▶ _Problem details_
Transcribe the listing in full, excluding any pictures.
## Start Listing
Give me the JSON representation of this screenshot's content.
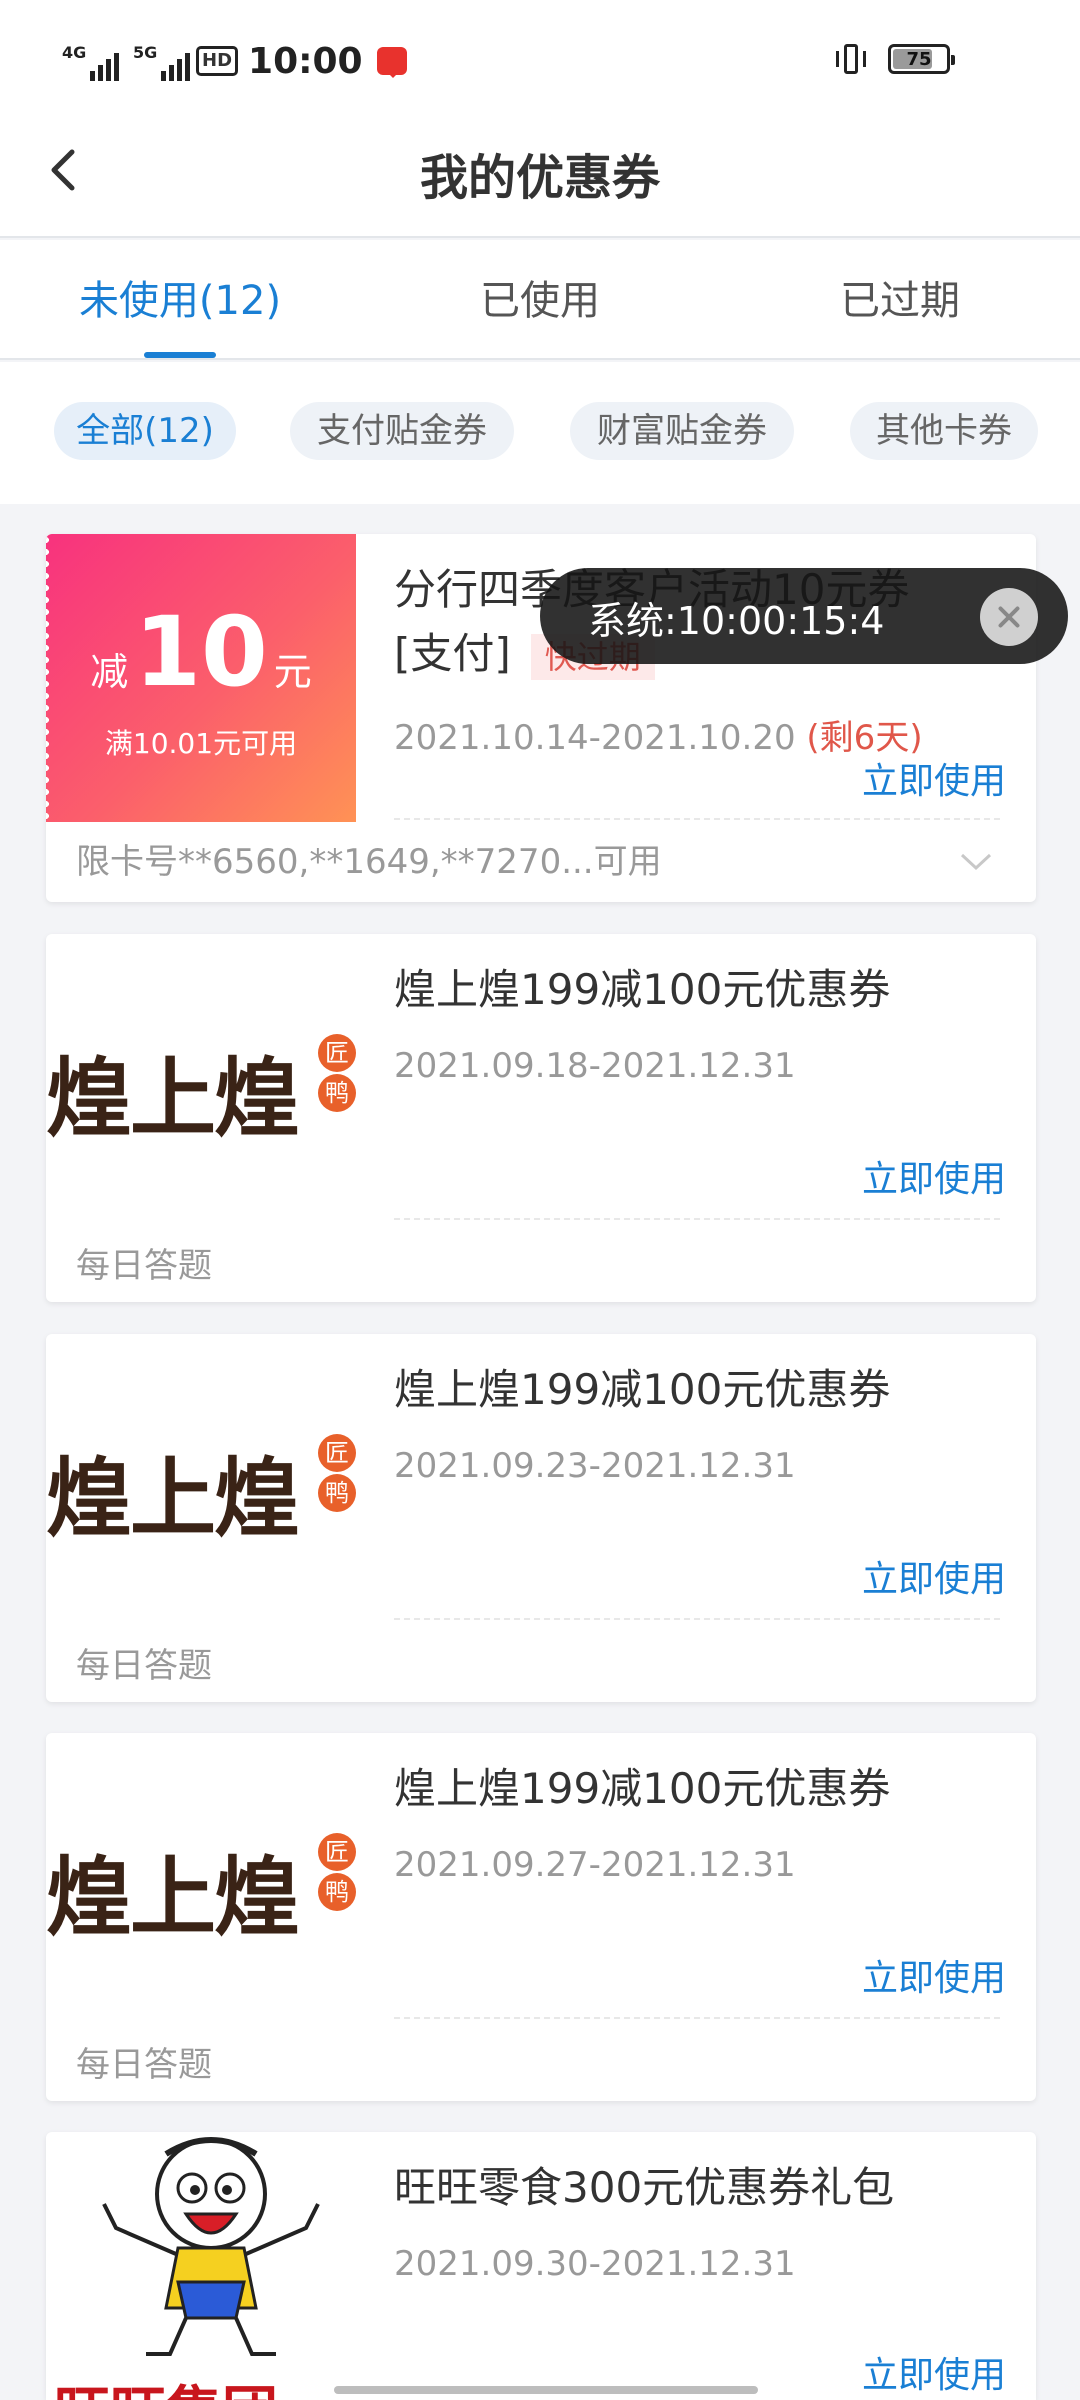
{
  "status_bar": {
    "time": "10:00",
    "network1": "4G",
    "network2": "5G",
    "hd": "HD",
    "battery": "75"
  },
  "header": {
    "title": "我的优惠券"
  },
  "tabs": [
    {
      "label": "未使用(12)",
      "active": true
    },
    {
      "label": "已使用",
      "active": false
    },
    {
      "label": "已过期",
      "active": false
    }
  ],
  "filters": [
    {
      "label": "全部(12)",
      "active": true
    },
    {
      "label": "支付贴金券",
      "active": false
    },
    {
      "label": "财富贴金券",
      "active": false
    },
    {
      "label": "其他卡券",
      "active": false
    }
  ],
  "coupons": [
    {
      "type": "discount",
      "badge": {
        "prefix": "减",
        "amount": "10",
        "unit": "元",
        "condition": "满10.01元可用"
      },
      "title_line1": "分行四季度客户活动10元券",
      "title_line2": "[支付]",
      "tag": "快过期",
      "date": "2021.10.14-2021.10.20",
      "remaining": "(剩6天)",
      "action": "立即使用",
      "footer": "限卡号**6560,**1649,**7270...可用"
    },
    {
      "type": "brand",
      "brand_name": "煌上煌",
      "brand_seal": [
        "匠",
        "鸭"
      ],
      "title_line1": "煌上煌199减100元优惠券",
      "date": "2021.09.18-2021.12.31",
      "action": "立即使用",
      "footer": "每日答题"
    },
    {
      "type": "brand",
      "brand_name": "煌上煌",
      "brand_seal": [
        "匠",
        "鸭"
      ],
      "title_line1": "煌上煌199减100元优惠券",
      "date": "2021.09.23-2021.12.31",
      "action": "立即使用",
      "footer": "每日答题"
    },
    {
      "type": "brand",
      "brand_name": "煌上煌",
      "brand_seal": [
        "匠",
        "鸭"
      ],
      "title_line1": "煌上煌199减100元优惠券",
      "date": "2021.09.27-2021.12.31",
      "action": "立即使用",
      "footer": "每日答题"
    },
    {
      "type": "brand",
      "brand_name": "旺旺集团",
      "title_line1": "旺旺零食300元优惠券礼包",
      "date": "2021.09.30-2021.12.31",
      "action": "立即使用"
    }
  ],
  "toast": {
    "text": "系统:10:00:15:4"
  },
  "colors": {
    "accent": "#1a7fd4",
    "warning": "#e0574a",
    "brand_brown": "#3a2316",
    "brand_orange": "#e8602a"
  }
}
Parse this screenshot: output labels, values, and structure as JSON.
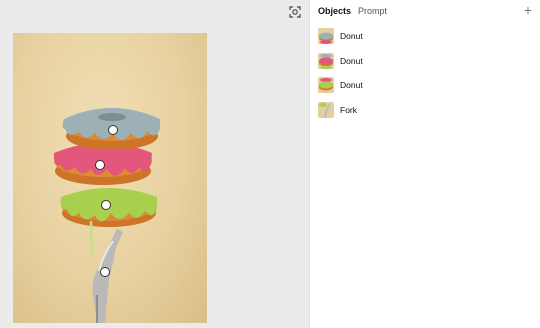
{
  "panel": {
    "tabs": [
      {
        "label": "Objects",
        "active": true
      },
      {
        "label": "Prompt",
        "active": false
      }
    ],
    "add_label": "+",
    "objects": [
      {
        "label": "Donut",
        "icon": "donut-blue"
      },
      {
        "label": "Donut",
        "icon": "donut-pink"
      },
      {
        "label": "Donut",
        "icon": "donut-green"
      },
      {
        "label": "Fork",
        "icon": "fork"
      }
    ]
  },
  "canvas": {
    "focus_icon": "focus-frame-icon",
    "colors": {
      "background": "#e8d1a0",
      "donut_blue_glaze": "#9aaeb3",
      "donut_pink_glaze": "#e2567a",
      "donut_green_glaze": "#a6cd4a",
      "donut_dough": "#d77f2d",
      "fork": "#bdbdbd"
    }
  }
}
## End Listing
▶ _The reply_
Give me the JSON representation of this screenshot's content.
{
  "status_bar": {
    "time": "10:00",
    "network1": "4G",
    "network2": "5G",
    "hd": "HD",
    "battery": "75"
  },
  "header": {
    "title": "我的优惠券"
  },
  "tabs": [
    {
      "label": "未使用(12)",
      "active": true
    },
    {
      "label": "已使用",
      "active": false
    },
    {
      "label": "已过期",
      "active": false
    }
  ],
  "filters": [
    {
      "label": "全部(12)",
      "active": true
    },
    {
      "label": "支付贴金券",
      "active": false
    },
    {
      "label": "财富贴金券",
      "active": false
    },
    {
      "label": "其他卡券",
      "active": false
    }
  ],
  "coupons": [
    {
      "type": "discount",
      "badge": {
        "prefix": "减",
        "amount": "10",
        "unit": "元",
        "condition": "满10.01元可用"
      },
      "title_line1": "分行四季度客户活动10元券",
      "title_line2": "[支付]",
      "tag": "快过期",
      "date": "2021.10.14-2021.10.20",
      "remaining": "(剩6天)",
      "action": "立即使用",
      "footer": "限卡号**6560,**1649,**7270...可用"
    },
    {
      "type": "brand",
      "brand_name": "煌上煌",
      "brand_seal": [
        "匠",
        "鸭"
      ],
      "title_line1": "煌上煌199减100元优惠券",
      "date": "2021.09.18-2021.12.31",
      "action": "立即使用",
      "footer": "每日答题"
    },
    {
      "type": "brand",
      "brand_name": "煌上煌",
      "brand_seal": [
        "匠",
        "鸭"
      ],
      "title_line1": "煌上煌199减100元优惠券",
      "date": "2021.09.23-2021.12.31",
      "action": "立即使用",
      "footer": "每日答题"
    },
    {
      "type": "brand",
      "brand_name": "煌上煌",
      "brand_seal": [
        "匠",
        "鸭"
      ],
      "title_line1": "煌上煌199减100元优惠券",
      "date": "2021.09.27-2021.12.31",
      "action": "立即使用",
      "footer": "每日答题"
    },
    {
      "type": "brand",
      "brand_name": "旺旺集团",
      "title_line1": "旺旺零食300元优惠券礼包",
      "date": "2021.09.30-2021.12.31",
      "action": "立即使用"
    }
  ],
  "toast": {
    "text": "系统:10:00:15:4"
  },
  "colors": {
    "accent": "#1a7fd4",
    "warning": "#e0574a",
    "brand_brown": "#3a2316",
    "brand_orange": "#e8602a"
  }
}
Parse this screenshot: output labels, values, and structure as JSON.
{
  "panel": {
    "tabs": [
      {
        "label": "Objects",
        "active": true
      },
      {
        "label": "Prompt",
        "active": false
      }
    ],
    "add_label": "+",
    "objects": [
      {
        "label": "Donut",
        "icon": "donut-blue"
      },
      {
        "label": "Donut",
        "icon": "donut-pink"
      },
      {
        "label": "Donut",
        "icon": "donut-green"
      },
      {
        "label": "Fork",
        "icon": "fork"
      }
    ]
  },
  "canvas": {
    "focus_icon": "focus-frame-icon",
    "colors": {
      "background": "#e8d1a0",
      "donut_blue_glaze": "#9aaeb3",
      "donut_pink_glaze": "#e2567a",
      "donut_green_glaze": "#a6cd4a",
      "donut_dough": "#d77f2d",
      "fork": "#bdbdbd"
    }
  }
}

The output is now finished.